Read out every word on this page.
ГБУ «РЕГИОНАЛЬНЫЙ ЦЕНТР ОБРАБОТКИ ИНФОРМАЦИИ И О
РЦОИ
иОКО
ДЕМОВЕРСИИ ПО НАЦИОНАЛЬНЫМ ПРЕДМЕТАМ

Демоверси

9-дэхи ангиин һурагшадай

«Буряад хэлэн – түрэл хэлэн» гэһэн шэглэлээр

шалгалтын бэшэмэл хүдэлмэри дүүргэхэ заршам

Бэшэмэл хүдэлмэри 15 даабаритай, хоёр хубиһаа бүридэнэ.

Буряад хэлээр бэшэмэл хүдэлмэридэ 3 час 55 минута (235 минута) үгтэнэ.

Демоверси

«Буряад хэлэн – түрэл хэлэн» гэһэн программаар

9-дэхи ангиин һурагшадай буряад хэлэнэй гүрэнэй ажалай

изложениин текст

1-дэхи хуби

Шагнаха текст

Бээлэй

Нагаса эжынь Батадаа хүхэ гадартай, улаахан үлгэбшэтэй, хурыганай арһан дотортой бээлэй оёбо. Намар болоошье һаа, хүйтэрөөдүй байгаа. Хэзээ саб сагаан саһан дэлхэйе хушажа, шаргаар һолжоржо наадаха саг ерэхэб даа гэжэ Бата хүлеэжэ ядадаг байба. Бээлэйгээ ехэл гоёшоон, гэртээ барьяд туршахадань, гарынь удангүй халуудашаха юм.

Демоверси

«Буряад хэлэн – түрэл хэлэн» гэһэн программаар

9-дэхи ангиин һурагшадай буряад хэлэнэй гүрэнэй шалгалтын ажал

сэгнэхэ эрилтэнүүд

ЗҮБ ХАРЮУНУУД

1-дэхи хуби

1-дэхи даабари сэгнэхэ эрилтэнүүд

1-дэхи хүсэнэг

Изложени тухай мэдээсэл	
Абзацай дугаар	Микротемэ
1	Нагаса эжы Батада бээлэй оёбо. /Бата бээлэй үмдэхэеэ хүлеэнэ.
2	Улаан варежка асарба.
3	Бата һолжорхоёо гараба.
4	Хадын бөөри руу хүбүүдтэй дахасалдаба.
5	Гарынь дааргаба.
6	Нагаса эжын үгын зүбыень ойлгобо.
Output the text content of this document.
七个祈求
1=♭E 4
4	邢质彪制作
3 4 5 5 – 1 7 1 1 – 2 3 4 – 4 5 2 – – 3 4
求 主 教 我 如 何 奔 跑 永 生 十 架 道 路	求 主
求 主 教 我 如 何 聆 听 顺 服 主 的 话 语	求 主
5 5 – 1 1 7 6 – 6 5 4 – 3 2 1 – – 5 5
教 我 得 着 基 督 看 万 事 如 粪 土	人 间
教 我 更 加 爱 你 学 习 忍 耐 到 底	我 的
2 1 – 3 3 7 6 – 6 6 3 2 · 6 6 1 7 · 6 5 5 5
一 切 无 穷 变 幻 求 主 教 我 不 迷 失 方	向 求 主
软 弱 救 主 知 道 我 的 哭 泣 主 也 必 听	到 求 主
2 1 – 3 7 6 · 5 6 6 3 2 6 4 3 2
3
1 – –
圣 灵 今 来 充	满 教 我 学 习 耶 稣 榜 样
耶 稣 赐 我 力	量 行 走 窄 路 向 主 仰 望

________________

## GIVEN INSTRUCTION
Give back exactly the lines running from the line containing "Output the text content of this document." through the end of the material above, both included, and nothing beyond them.

## OUTPUT
Output the text content of this document.
七个祈求
1=♭E 4
4	邢质彪制作
3 4 5 5 – 1 7 1 1 – 2 3 4 – 4 5 2 – – 3 4
求 主 教 我 如 何 奔 跑 永 生 十 架 道 路	求 主
求 主 教 我 如 何 聆 听 顺 服 主 的 话 语	求 主
5 5 – 1 1 7 6 – 6 5 4 – 3 2 1 – – 5 5
教 我 得 着 基 督 看 万 事 如 粪 土	人 间
教 我 更 加 爱 你 学 习 忍 耐 到 底	我 的
2 1 – 3 3 7 6 – 6 6 3 2 · 6 6 1 7 · 6 5 5 5
一 切 无 穷 变 幻 求 主 教 我 不 迷 失 方	向 求 主
软 弱 救 主 知 道 我 的 哭 泣 主 也 必 听	到 求 主
2 1 – 3 7 6 · 5 6 6 3 2 6 4 3 2
3
1 – –
圣 灵 今 来 充	满 教 我 学 习 耶 稣 榜 样
耶 稣 赐 我 力	量 行 走 窄 路 向 主 仰 望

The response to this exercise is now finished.